───── Given data ─────

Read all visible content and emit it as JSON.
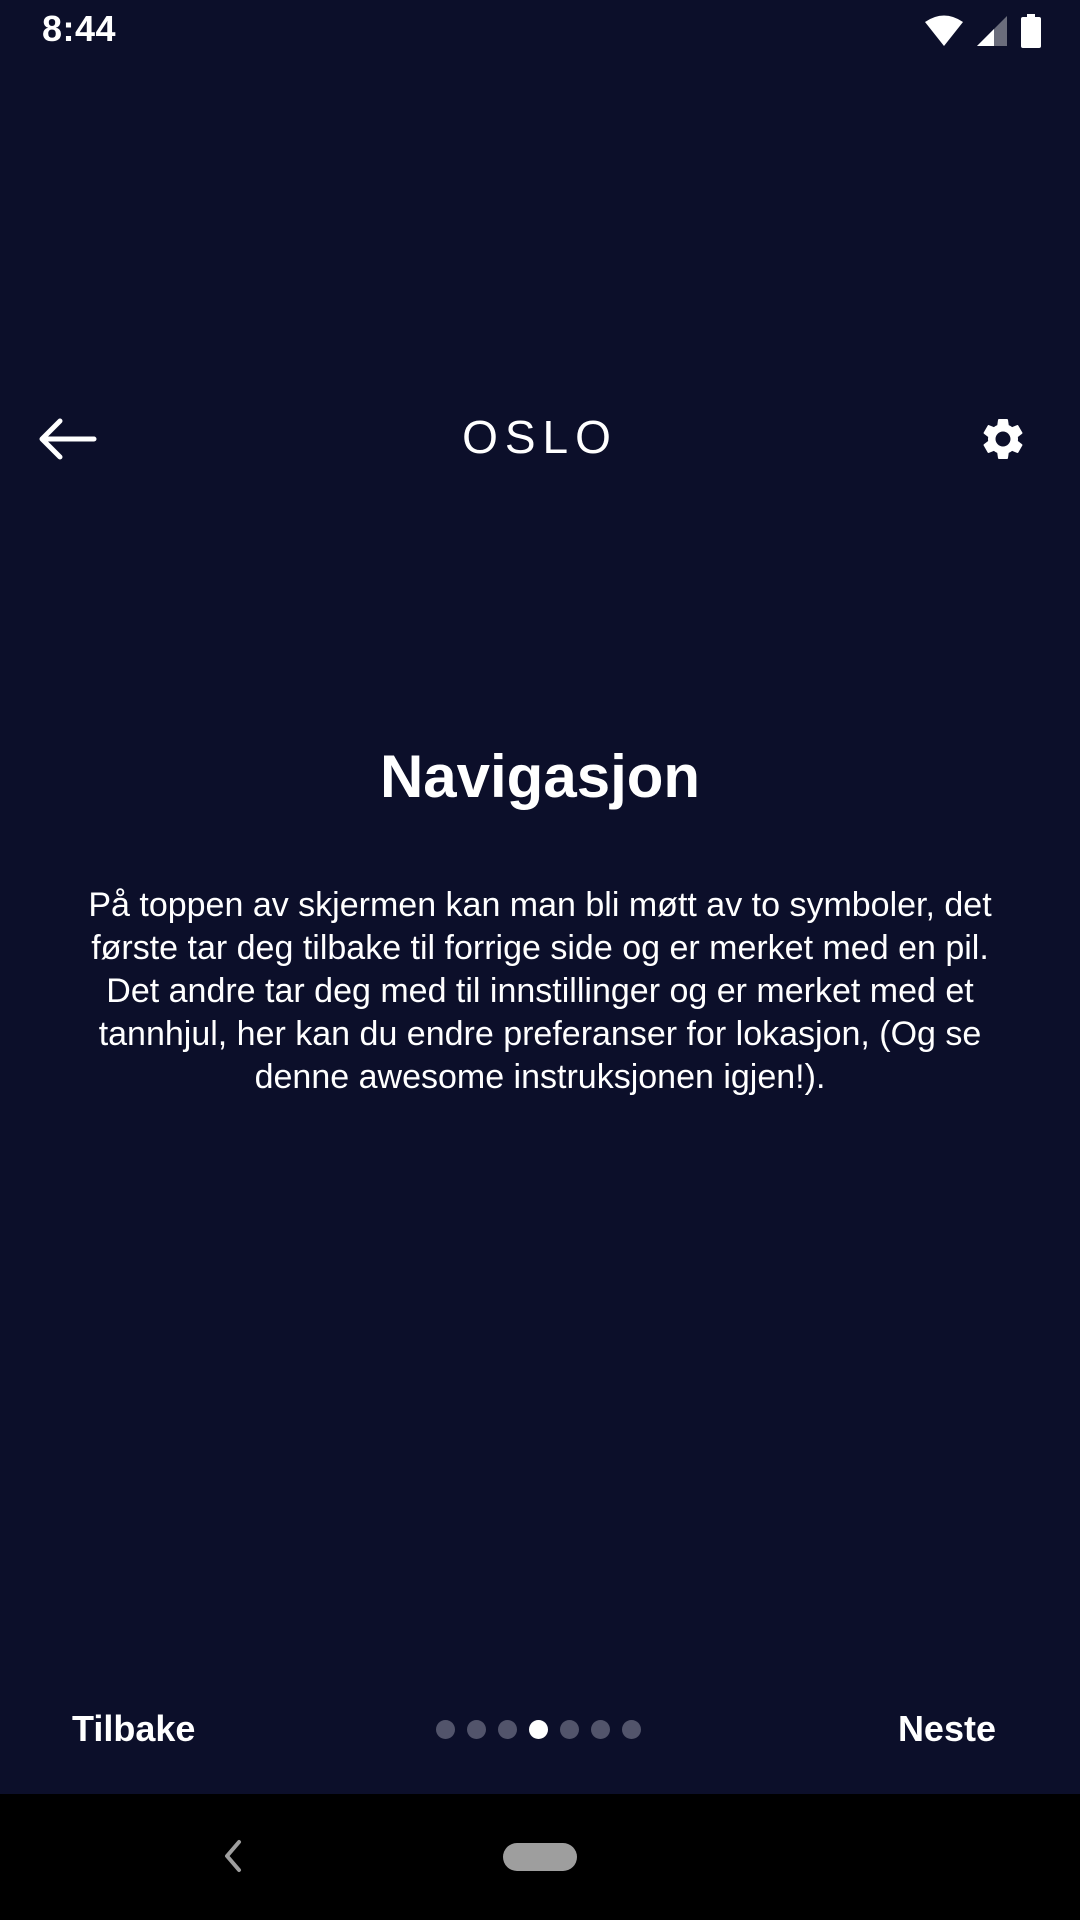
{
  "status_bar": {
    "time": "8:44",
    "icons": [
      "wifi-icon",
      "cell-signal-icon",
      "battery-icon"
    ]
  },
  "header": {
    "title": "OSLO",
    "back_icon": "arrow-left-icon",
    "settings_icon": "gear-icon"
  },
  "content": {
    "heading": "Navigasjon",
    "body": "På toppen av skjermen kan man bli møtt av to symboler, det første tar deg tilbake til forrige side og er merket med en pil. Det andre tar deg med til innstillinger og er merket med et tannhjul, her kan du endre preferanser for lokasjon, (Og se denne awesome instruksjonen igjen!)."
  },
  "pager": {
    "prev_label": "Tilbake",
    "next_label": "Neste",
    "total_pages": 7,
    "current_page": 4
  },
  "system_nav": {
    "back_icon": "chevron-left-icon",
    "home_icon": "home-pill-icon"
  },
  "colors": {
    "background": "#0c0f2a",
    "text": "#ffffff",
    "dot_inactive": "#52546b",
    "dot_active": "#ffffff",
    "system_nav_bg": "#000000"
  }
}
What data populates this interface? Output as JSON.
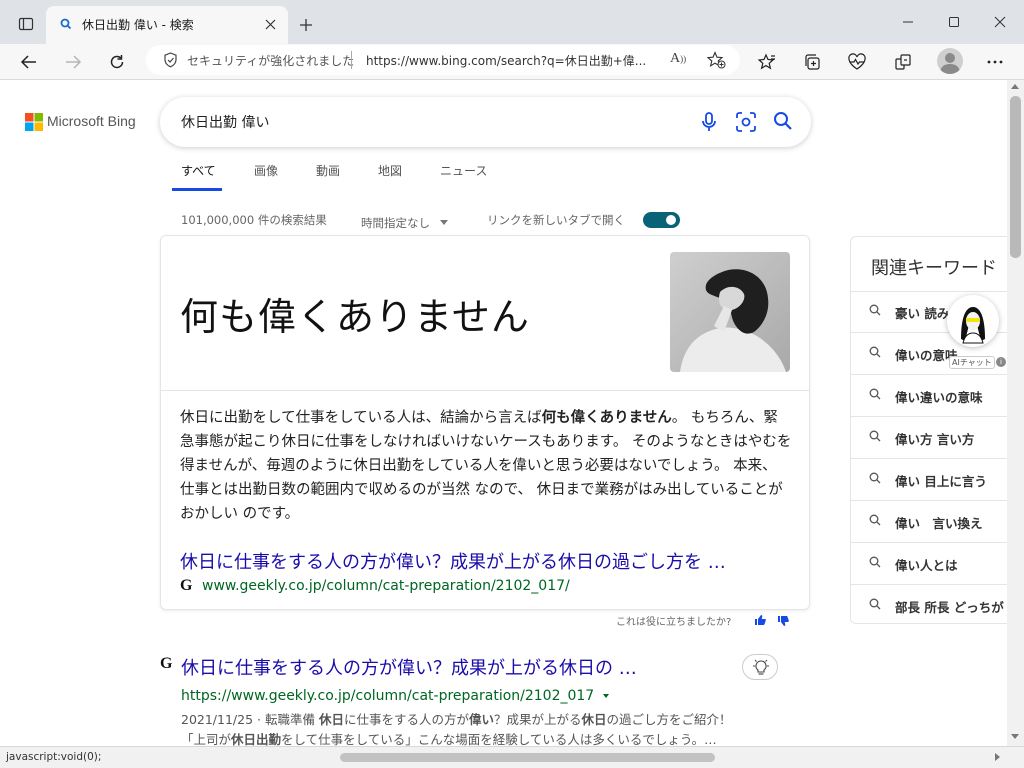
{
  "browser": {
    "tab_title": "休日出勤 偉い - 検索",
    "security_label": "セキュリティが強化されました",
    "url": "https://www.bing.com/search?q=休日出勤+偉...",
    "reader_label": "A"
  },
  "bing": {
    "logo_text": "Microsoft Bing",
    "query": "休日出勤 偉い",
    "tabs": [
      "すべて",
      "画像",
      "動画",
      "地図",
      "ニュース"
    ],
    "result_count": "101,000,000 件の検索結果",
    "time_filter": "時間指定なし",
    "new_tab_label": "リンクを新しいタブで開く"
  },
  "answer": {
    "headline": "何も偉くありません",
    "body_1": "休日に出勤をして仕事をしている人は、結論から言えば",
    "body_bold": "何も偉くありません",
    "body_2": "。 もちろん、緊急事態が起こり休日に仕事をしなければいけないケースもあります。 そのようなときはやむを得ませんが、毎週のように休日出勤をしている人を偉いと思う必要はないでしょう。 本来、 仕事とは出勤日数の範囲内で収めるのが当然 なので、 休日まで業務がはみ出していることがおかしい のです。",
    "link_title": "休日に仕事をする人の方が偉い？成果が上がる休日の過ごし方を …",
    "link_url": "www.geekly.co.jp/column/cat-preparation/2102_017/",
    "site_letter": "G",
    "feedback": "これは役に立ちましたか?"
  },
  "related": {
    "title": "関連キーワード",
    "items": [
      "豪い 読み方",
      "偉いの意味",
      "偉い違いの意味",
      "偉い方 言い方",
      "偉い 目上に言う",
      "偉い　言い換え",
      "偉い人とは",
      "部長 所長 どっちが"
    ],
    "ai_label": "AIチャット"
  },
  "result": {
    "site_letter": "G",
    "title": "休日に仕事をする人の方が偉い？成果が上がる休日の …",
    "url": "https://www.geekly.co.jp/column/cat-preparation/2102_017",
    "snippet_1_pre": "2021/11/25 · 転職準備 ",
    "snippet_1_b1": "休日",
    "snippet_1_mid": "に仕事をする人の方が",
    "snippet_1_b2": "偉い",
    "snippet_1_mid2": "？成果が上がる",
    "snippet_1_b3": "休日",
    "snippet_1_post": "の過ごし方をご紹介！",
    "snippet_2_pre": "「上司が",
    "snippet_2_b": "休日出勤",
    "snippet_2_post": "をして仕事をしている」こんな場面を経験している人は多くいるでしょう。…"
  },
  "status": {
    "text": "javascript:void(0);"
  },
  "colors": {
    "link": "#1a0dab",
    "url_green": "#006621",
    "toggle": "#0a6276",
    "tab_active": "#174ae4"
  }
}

─────

Compute how many lines include the string "何も偉くありません", then give that number by itself.

## Result of the task
2